*Set exercise*.
Word for word, retype every entry in the listing.

*Record list*.

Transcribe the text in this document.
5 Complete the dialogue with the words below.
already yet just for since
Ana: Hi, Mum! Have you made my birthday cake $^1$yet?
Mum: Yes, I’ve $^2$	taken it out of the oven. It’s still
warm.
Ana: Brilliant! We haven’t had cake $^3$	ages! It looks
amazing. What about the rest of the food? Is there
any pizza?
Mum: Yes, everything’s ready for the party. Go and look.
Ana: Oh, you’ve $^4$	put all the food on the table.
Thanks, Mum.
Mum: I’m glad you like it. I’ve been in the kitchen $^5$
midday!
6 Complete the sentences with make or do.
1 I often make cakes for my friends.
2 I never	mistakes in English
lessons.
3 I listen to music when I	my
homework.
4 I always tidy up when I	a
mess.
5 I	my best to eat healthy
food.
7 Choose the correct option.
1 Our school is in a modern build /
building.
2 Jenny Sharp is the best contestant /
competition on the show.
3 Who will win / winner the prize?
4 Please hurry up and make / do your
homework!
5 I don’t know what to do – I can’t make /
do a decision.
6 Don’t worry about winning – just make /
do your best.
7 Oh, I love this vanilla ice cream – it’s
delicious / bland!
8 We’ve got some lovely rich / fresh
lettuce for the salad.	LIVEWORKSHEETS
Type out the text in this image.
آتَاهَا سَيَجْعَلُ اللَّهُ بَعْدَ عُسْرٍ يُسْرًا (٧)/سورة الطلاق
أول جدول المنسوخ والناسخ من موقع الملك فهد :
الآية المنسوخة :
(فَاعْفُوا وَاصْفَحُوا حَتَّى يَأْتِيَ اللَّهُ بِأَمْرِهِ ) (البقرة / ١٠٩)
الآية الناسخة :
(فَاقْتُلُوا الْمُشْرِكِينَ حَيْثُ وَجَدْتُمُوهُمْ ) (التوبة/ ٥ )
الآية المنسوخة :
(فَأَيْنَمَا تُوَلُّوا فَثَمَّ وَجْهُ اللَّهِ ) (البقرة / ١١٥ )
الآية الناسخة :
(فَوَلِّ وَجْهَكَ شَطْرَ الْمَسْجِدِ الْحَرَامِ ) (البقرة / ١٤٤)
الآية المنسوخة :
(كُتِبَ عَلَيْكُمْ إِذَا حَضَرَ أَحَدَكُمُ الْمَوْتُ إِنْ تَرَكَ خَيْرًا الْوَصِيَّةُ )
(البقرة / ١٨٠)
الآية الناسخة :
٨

*Completed exercise*.
Transcribe the text in this document.
5 Complete the dialogue with the words below.
already yet just for since
Ana: Hi, Mum! Have you made my birthday cake $^1$yet?
Mum: Yes, I’ve $^2$	taken it out of the oven. It’s still
warm.
Ana: Brilliant! We haven’t had cake $^3$	ages! It looks
amazing. What about the rest of the food? Is there
any pizza?
Mum: Yes, everything’s ready for the party. Go and look.
Ana: Oh, you’ve $^4$	put all the food on the table.
Thanks, Mum.
Mum: I’m glad you like it. I’ve been in the kitchen $^5$
midday!
6 Complete the sentences with make or do.
1 I often make cakes for my friends.
2 I never	mistakes in English
lessons.
3 I listen to music when I	my
homework.
4 I always tidy up when I	a
mess.
5 I	my best to eat healthy
food.
7 Choose the correct option.
1 Our school is in a modern build /
building.
2 Jenny Sharp is the best contestant /
competition on the show.
3 Who will win / winner the prize?
4 Please hurry up and make / do your
homework!
5 I don’t know what to do – I can’t make /
do a decision.
6 Don’t worry about winning – just make /
do your best.
7 Oh, I love this vanilla ice cream – it’s
delicious / bland!
8 We’ve got some lovely rich / fresh
lettuce for the salad.	LIVEWORKSHEETS
Type out the text in this image.
آتَاهَا سَيَجْعَلُ اللَّهُ بَعْدَ عُسْرٍ يُسْرًا (٧)/سورة الطلاق
أول جدول المنسوخ والناسخ من موقع الملك فهد :
الآية المنسوخة :
(فَاعْفُوا وَاصْفَحُوا حَتَّى يَأْتِيَ اللَّهُ بِأَمْرِهِ ) (البقرة / ١٠٩)
الآية الناسخة :
(فَاقْتُلُوا الْمُشْرِكِينَ حَيْثُ وَجَدْتُمُوهُمْ ) (التوبة/ ٥ )
الآية المنسوخة :
(فَأَيْنَمَا تُوَلُّوا فَثَمَّ وَجْهُ اللَّهِ ) (البقرة / ١١٥ )
الآية الناسخة :
(فَوَلِّ وَجْهَكَ شَطْرَ الْمَسْجِدِ الْحَرَامِ ) (البقرة / ١٤٤)
الآية المنسوخة :
(كُتِبَ عَلَيْكُمْ إِذَا حَضَرَ أَحَدَكُمُ الْمَوْتُ إِنْ تَرَكَ خَيْرًا الْوَصِيَّةُ )
(البقرة / ١٨٠)
الآية الناسخة :
٨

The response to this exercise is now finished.